--- start of Material for this task ---

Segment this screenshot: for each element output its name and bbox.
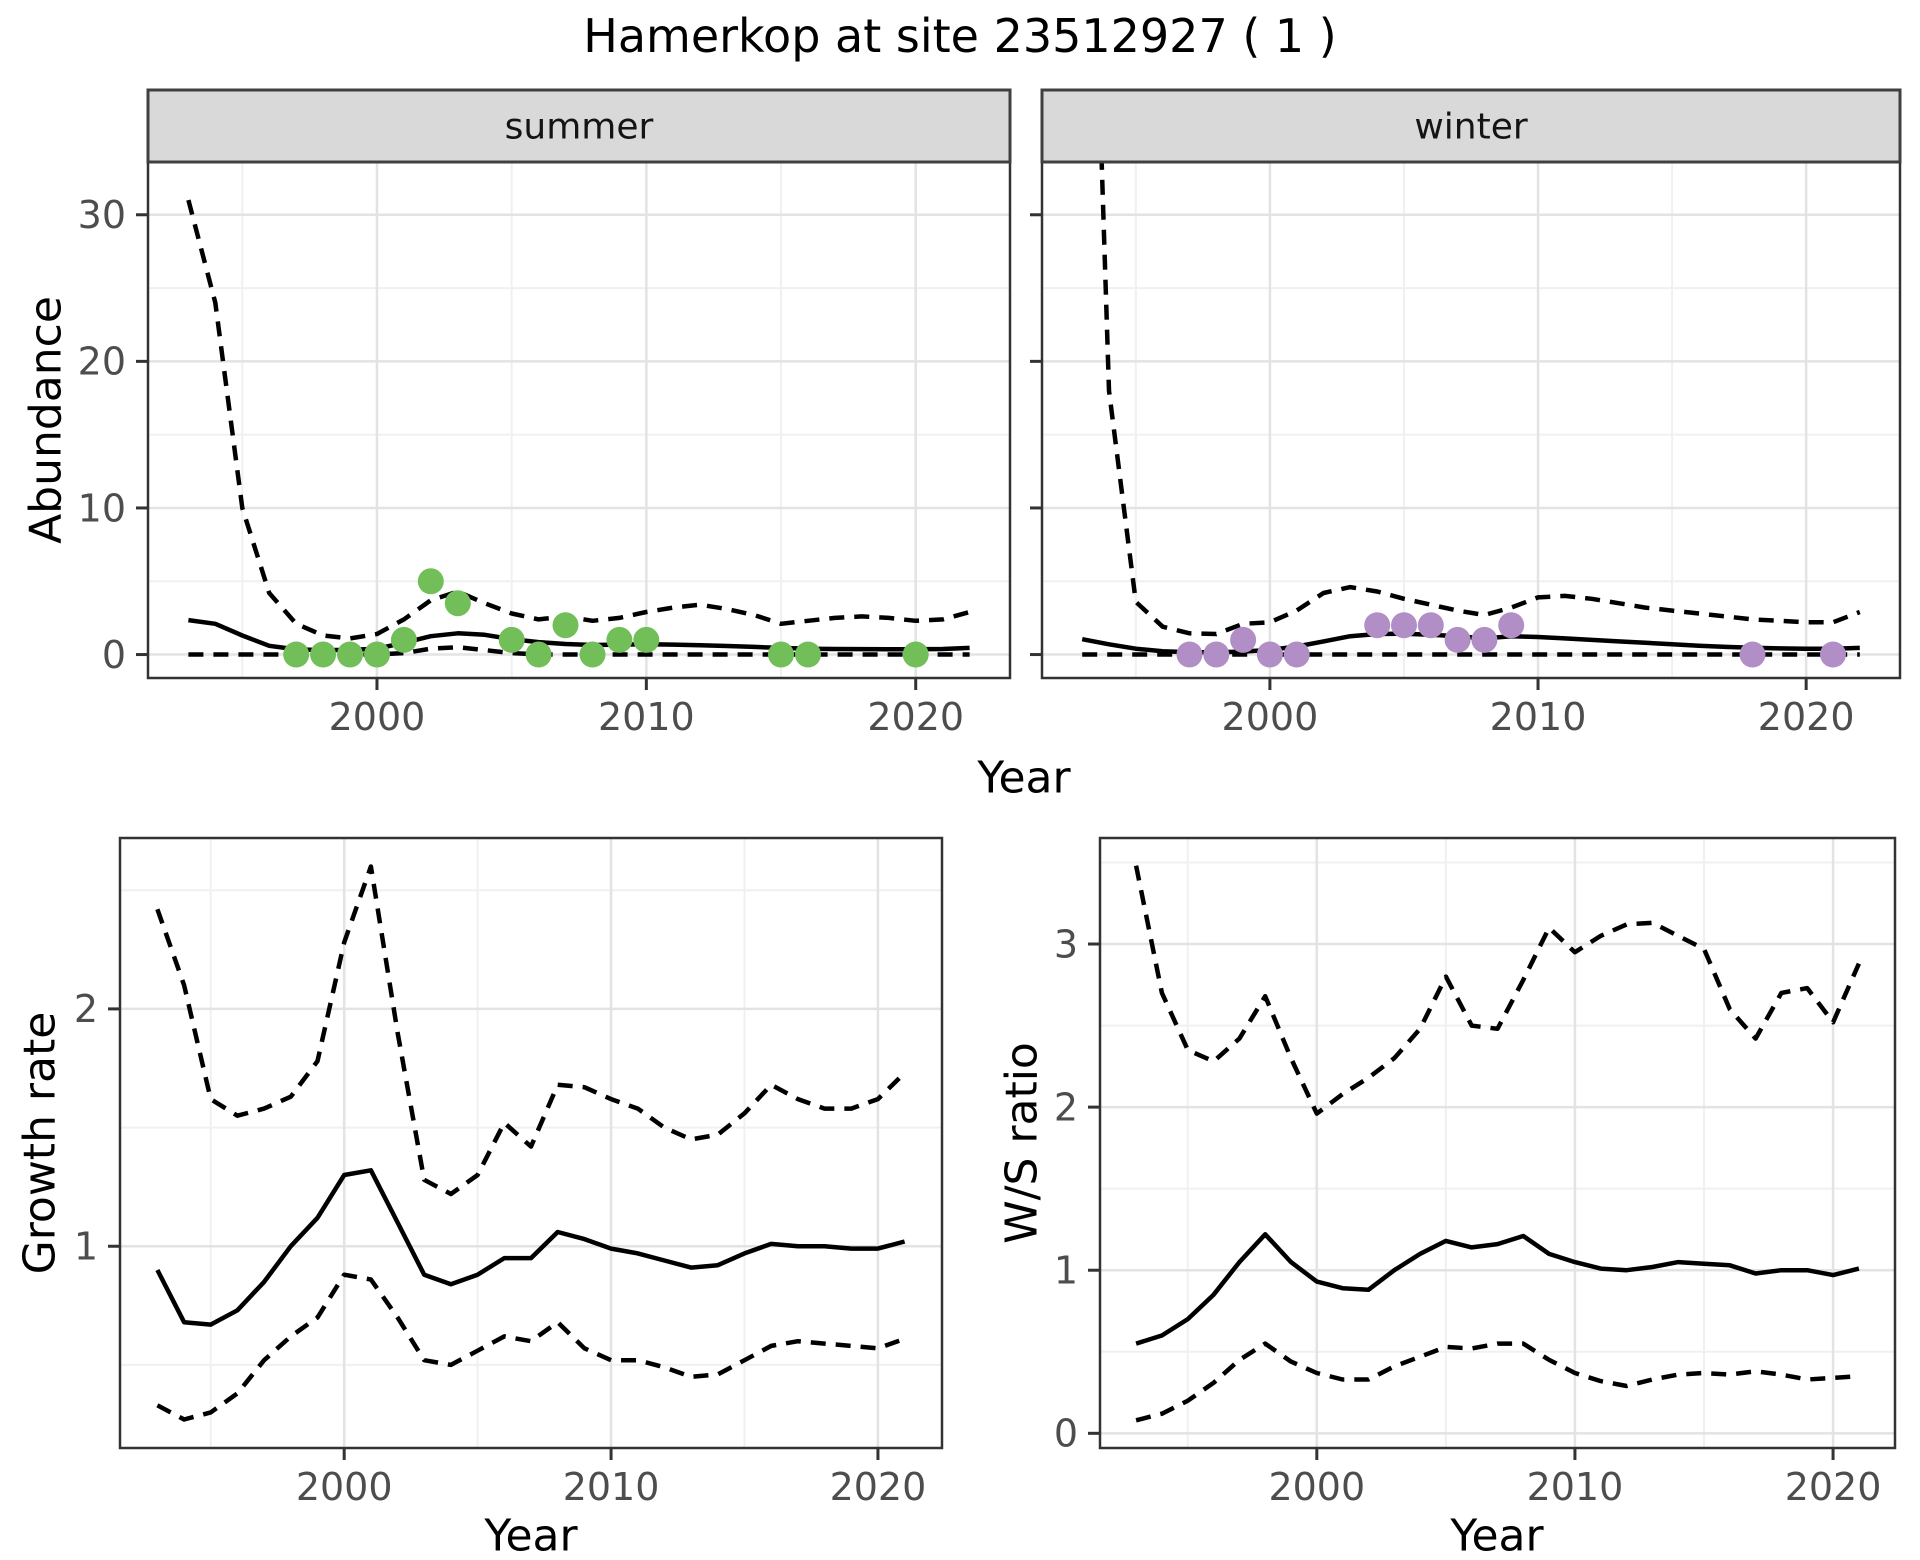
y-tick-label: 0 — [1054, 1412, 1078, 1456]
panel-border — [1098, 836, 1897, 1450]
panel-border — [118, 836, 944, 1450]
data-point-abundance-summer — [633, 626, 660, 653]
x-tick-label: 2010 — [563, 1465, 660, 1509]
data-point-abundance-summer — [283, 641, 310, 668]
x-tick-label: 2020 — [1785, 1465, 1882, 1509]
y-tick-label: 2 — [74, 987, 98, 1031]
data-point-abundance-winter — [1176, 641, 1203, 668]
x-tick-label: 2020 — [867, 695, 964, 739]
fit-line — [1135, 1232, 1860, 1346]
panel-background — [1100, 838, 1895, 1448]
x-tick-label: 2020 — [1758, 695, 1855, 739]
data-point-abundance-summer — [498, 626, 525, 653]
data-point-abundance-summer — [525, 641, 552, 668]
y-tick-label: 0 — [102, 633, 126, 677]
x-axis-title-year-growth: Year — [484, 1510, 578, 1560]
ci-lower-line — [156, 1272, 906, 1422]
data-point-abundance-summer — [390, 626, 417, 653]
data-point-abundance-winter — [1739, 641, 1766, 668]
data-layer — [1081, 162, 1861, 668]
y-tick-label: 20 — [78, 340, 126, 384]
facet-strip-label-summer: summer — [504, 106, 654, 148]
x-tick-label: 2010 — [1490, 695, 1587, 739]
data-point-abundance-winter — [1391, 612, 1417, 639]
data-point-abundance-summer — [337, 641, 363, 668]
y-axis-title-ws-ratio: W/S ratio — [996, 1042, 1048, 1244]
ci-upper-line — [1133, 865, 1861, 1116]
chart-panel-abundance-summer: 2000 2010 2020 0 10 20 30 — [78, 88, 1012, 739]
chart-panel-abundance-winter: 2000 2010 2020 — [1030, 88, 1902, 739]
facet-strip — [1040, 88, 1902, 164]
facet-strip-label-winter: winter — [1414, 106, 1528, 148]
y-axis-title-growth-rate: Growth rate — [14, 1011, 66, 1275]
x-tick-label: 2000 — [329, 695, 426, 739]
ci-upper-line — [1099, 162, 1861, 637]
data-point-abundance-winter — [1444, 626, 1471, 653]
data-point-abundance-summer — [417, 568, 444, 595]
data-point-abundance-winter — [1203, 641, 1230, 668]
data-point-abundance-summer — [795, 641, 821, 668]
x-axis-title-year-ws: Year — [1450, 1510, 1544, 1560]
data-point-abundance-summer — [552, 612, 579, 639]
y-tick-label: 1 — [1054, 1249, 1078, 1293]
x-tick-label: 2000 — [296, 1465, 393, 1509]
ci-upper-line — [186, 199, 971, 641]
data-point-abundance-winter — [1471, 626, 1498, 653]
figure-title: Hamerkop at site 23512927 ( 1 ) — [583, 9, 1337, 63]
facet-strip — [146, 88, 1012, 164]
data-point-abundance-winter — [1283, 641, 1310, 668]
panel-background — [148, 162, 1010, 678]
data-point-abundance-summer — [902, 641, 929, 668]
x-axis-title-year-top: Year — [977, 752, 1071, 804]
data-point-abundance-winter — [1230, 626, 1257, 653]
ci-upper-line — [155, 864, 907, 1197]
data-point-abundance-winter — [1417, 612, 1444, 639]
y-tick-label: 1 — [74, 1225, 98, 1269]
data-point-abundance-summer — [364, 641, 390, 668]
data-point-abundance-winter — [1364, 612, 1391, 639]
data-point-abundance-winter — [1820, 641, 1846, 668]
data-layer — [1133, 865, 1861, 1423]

--- end of Material for this task ---

Task requirements |
Show every line of the listing above that contains the string "year", copying each line in full.

Result of the task |
x-axis-title-year-growth: Year — [484, 1510, 578, 1560]
x-axis-title-year-ws: Year — [1450, 1510, 1544, 1560]
x-axis-title-year-top: Year — [977, 752, 1071, 804]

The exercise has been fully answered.